[Saved data entries]
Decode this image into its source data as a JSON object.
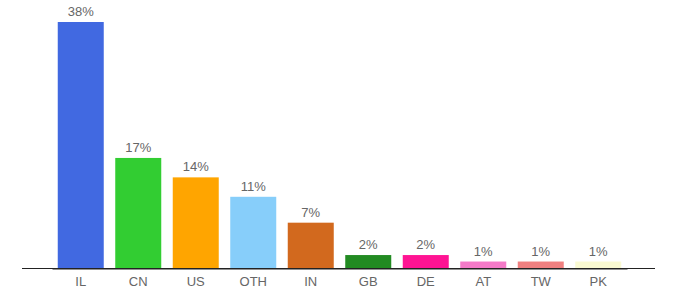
{
  "chart_data": {
    "type": "bar",
    "categories": [
      "IL",
      "CN",
      "US",
      "OTH",
      "IN",
      "GB",
      "DE",
      "AT",
      "TW",
      "PK"
    ],
    "values": [
      38,
      17,
      14,
      11,
      7,
      2,
      2,
      1,
      1,
      1
    ],
    "value_labels": [
      "38%",
      "17%",
      "14%",
      "11%",
      "7%",
      "2%",
      "2%",
      "1%",
      "1%",
      "1%"
    ],
    "colors": [
      "#4169e1",
      "#32cd32",
      "#ffa500",
      "#87cefa",
      "#d2691e",
      "#228b22",
      "#ff1493",
      "#f47ac8",
      "#f08080",
      "#fafad2"
    ],
    "data_labels": true,
    "tick_labels": "x"
  }
}
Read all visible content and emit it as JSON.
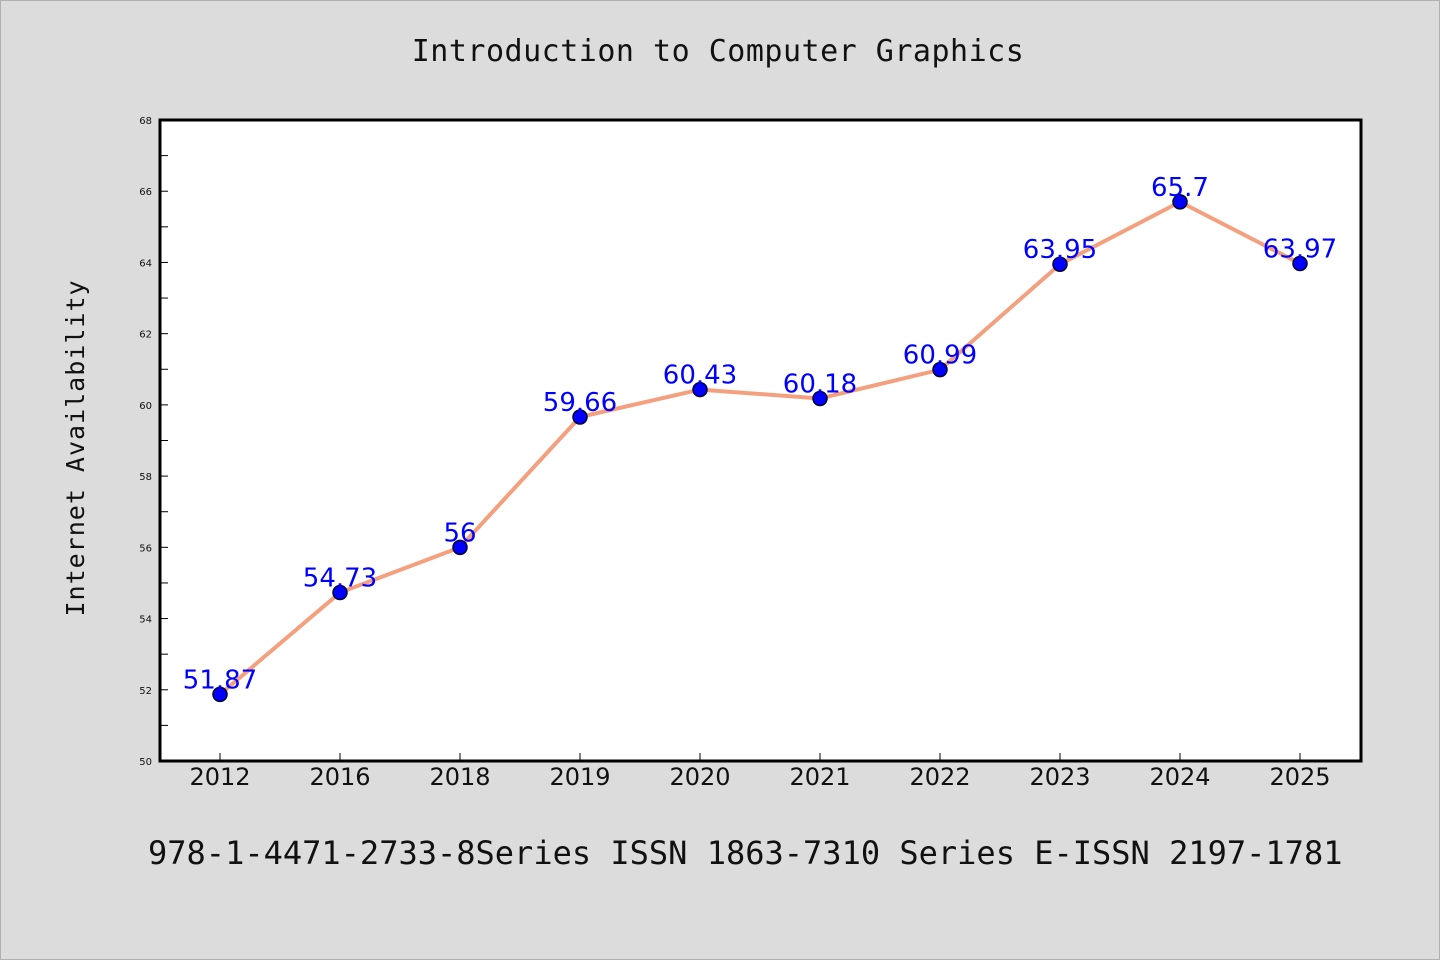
{
  "chart_data": {
    "type": "line",
    "title": "Introduction to Computer Graphics",
    "ylabel": "Internet Availability",
    "xlabel": "",
    "categories": [
      "2012",
      "2016",
      "2018",
      "2019",
      "2020",
      "2021",
      "2022",
      "2023",
      "2024",
      "2025"
    ],
    "series": [
      {
        "values": [
          51.87,
          54.73,
          56,
          59.66,
          60.43,
          60.18,
          60.99,
          63.95,
          65.7,
          63.97
        ],
        "labels": [
          "51.87",
          "54.73",
          "56",
          "59.66",
          "60.43",
          "60.18",
          "60.99",
          "63.95",
          "65.7",
          "63.97"
        ]
      }
    ],
    "ylim": [
      50,
      68
    ],
    "yticks": [
      50,
      52,
      54,
      56,
      58,
      60,
      62,
      64,
      66,
      68
    ],
    "grid": false,
    "colors": {
      "line": "#f4a07f",
      "marker": "#0000ff",
      "marker_edge": "#000033",
      "data_label": "#0000ff",
      "background": "#dcdcdc",
      "plot_background": "#ffffff"
    }
  },
  "footer": {
    "text": "978-1-4471-2733-8Series ISSN 1863-7310 Series E-ISSN 2197-1781"
  }
}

TO BE DONE:
Produce an exact copy of the lines from the line containing "Read all visible content and emit it as JSON." through the last line of the records, with no pictures and no other text.

TASK RESULT:
Read all visible content and emit it as JSON.
{
  "chart_data": {
    "type": "line",
    "title": "Introduction to Computer Graphics",
    "ylabel": "Internet Availability",
    "xlabel": "",
    "categories": [
      "2012",
      "2016",
      "2018",
      "2019",
      "2020",
      "2021",
      "2022",
      "2023",
      "2024",
      "2025"
    ],
    "series": [
      {
        "values": [
          51.87,
          54.73,
          56,
          59.66,
          60.43,
          60.18,
          60.99,
          63.95,
          65.7,
          63.97
        ],
        "labels": [
          "51.87",
          "54.73",
          "56",
          "59.66",
          "60.43",
          "60.18",
          "60.99",
          "63.95",
          "65.7",
          "63.97"
        ]
      }
    ],
    "ylim": [
      50,
      68
    ],
    "yticks": [
      50,
      52,
      54,
      56,
      58,
      60,
      62,
      64,
      66,
      68
    ],
    "grid": false,
    "colors": {
      "line": "#f4a07f",
      "marker": "#0000ff",
      "marker_edge": "#000033",
      "data_label": "#0000ff",
      "background": "#dcdcdc",
      "plot_background": "#ffffff"
    }
  },
  "footer": {
    "text": "978-1-4471-2733-8Series ISSN 1863-7310 Series E-ISSN 2197-1781"
  }
}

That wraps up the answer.